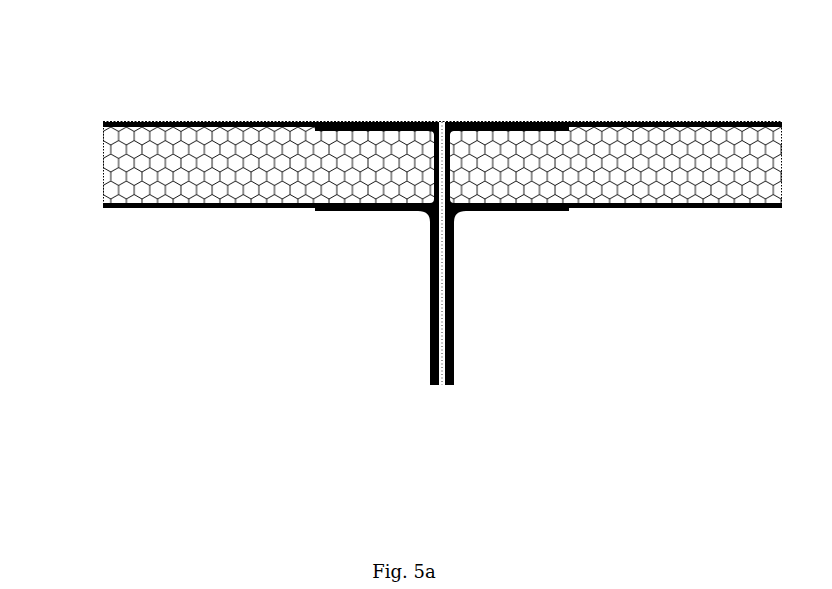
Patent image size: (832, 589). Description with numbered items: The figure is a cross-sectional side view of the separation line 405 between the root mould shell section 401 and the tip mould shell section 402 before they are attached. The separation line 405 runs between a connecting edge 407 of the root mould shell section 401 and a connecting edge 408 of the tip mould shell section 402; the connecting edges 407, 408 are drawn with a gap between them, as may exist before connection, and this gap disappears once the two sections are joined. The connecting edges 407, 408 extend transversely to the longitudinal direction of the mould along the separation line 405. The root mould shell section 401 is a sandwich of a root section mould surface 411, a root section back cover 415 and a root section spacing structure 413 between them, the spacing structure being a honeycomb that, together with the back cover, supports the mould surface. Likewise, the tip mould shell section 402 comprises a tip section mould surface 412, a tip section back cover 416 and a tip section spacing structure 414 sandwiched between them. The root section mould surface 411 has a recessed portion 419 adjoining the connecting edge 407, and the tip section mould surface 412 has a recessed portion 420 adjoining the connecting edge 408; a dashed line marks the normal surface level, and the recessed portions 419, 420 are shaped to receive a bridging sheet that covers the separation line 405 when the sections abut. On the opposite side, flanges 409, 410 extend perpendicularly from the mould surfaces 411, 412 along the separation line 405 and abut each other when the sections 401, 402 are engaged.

The root mould shell section 401 is at (290, 253).
The tip mould shell section 402 is at (565, 252).
The separation line 405 is at (442, 407).
The connecting edge 407 is at (435, 122).
The connecting edge 408 is at (449, 122).
The flange 409 is at (430, 327).
The flange 410 is at (454, 307).
The root section mould surface 411 is at (191, 122).
The tip section mould surface 412 is at (620, 122).
The root section spacing structure 413 is at (103, 170).
The tip section spacing structure 414 is at (783, 147).
The root section back cover 415 is at (180, 208).
The tip section back cover 416 is at (650, 210).
The recessed portion 419 is at (382, 110).
The recessed portion 420 is at (493, 110).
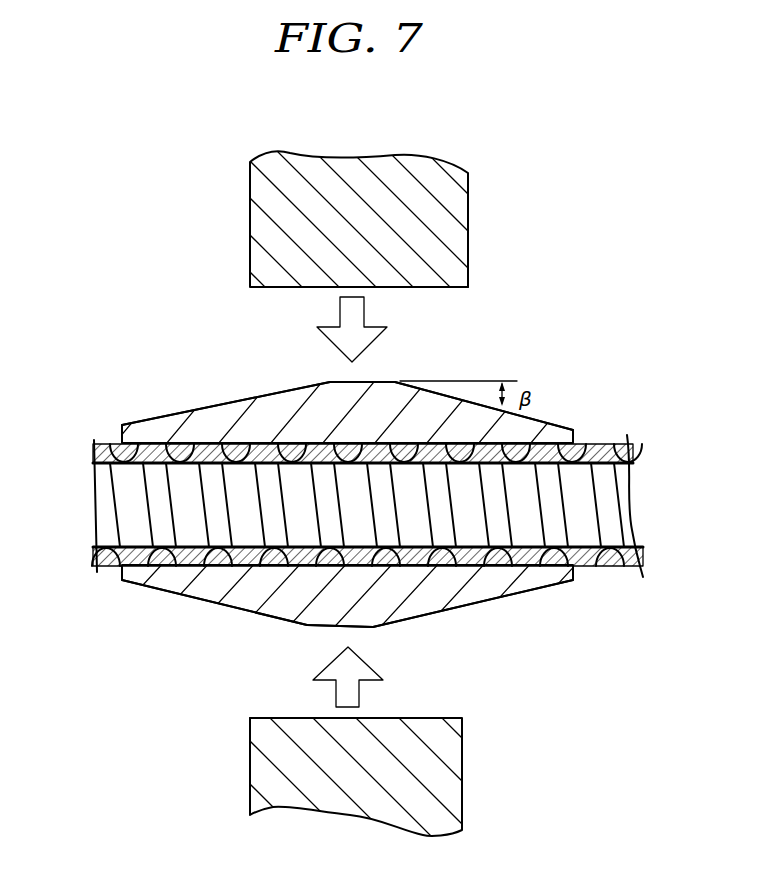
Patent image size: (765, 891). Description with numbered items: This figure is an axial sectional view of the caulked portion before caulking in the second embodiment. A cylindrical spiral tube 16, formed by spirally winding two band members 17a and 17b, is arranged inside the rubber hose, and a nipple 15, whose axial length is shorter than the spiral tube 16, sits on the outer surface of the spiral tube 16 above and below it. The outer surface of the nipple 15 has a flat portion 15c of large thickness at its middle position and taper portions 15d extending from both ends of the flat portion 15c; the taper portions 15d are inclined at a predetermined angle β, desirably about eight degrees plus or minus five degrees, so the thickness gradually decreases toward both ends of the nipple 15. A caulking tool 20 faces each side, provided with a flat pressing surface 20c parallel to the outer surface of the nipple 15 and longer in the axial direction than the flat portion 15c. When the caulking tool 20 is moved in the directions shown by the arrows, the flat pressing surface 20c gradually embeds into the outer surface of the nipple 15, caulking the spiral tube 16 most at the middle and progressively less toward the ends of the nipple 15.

The nipple 15 is at (145, 423).
The flat portion 15c is at (365, 380).
The taper portions 15d is at (218, 405).
The spiral tube 16 is at (97, 567).
The band member 17a is at (598, 445).
The band member 17b is at (588, 565).
The caulking tool 20 is at (468, 205).
The flat pressing surface 20c is at (454, 288).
■ ■ ■ ■ ■ ■ ■
Task goal: Could you rewrite all the rows above with "Patent image size" changed to "Figure size" and everything else left as it is? Leave the pictures out of your version.

Task result:
Figure size: (832, 589). Description with numbered items: The figure is a cross-sectional side view of the separation line 405 between the root mould shell section 401 and the tip mould shell section 402 before they are attached. The separation line 405 runs between a connecting edge 407 of the root mould shell section 401 and a connecting edge 408 of the tip mould shell section 402; the connecting edges 407, 408 are drawn with a gap between them, as may exist before connection, and this gap disappears once the two sections are joined. The connecting edges 407, 408 extend transversely to the longitudinal direction of the mould along the separation line 405. The root mould shell section 401 is a sandwich of a root section mould surface 411, a root section back cover 415 and a root section spacing structure 413 between them, the spacing structure being a honeycomb that, together with the back cover, supports the mould surface. Likewise, the tip mould shell section 402 comprises a tip section mould surface 412, a tip section back cover 416 and a tip section spacing structure 414 sandwiched between them. The root section mould surface 411 has a recessed portion 419 adjoining the connecting edge 407, and the tip section mould surface 412 has a recessed portion 420 adjoining the connecting edge 408; a dashed line marks the normal surface level, and the recessed portions 419, 420 are shaped to receive a bridging sheet that covers the separation line 405 when the sections abut. On the opposite side, flanges 409, 410 extend perpendicularly from the mould surfaces 411, 412 along the separation line 405 and abut each other when the sections 401, 402 are engaged.

The root mould shell section 401 is at (290, 253).
The tip mould shell section 402 is at (565, 252).
The separation line 405 is at (442, 407).
The connecting edge 407 is at (435, 122).
The connecting edge 408 is at (449, 122).
The flange 409 is at (430, 327).
The flange 410 is at (454, 307).
The root section mould surface 411 is at (191, 122).
The tip section mould surface 412 is at (620, 122).
The root section spacing structure 413 is at (103, 170).
The tip section spacing structure 414 is at (783, 147).
The root section back cover 415 is at (180, 208).
The tip section back cover 416 is at (650, 210).
The recessed portion 419 is at (382, 110).
The recessed portion 420 is at (493, 110).
Figure size: (765, 891). Description with numbered items: This figure is an axial sectional view of the caulked portion before caulking in the second embodiment. A cylindrical spiral tube 16, formed by spirally winding two band members 17a and 17b, is arranged inside the rubber hose, and a nipple 15, whose axial length is shorter than the spiral tube 16, sits on the outer surface of the spiral tube 16 above and below it. The outer surface of the nipple 15 has a flat portion 15c of large thickness at its middle position and taper portions 15d extending from both ends of the flat portion 15c; the taper portions 15d are inclined at a predetermined angle β, desirably about eight degrees plus or minus five degrees, so the thickness gradually decreases toward both ends of the nipple 15. A caulking tool 20 faces each side, provided with a flat pressing surface 20c parallel to the outer surface of the nipple 15 and longer in the axial direction than the flat portion 15c. When the caulking tool 20 is moved in the directions shown by the arrows, the flat pressing surface 20c gradually embeds into the outer surface of the nipple 15, caulking the spiral tube 16 most at the middle and progressively less toward the ends of the nipple 15.

The nipple 15 is at (145, 423).
The flat portion 15c is at (365, 380).
The taper portions 15d is at (218, 405).
The spiral tube 16 is at (97, 567).
The band member 17a is at (598, 445).
The band member 17b is at (588, 565).
The caulking tool 20 is at (468, 205).
The flat pressing surface 20c is at (454, 288).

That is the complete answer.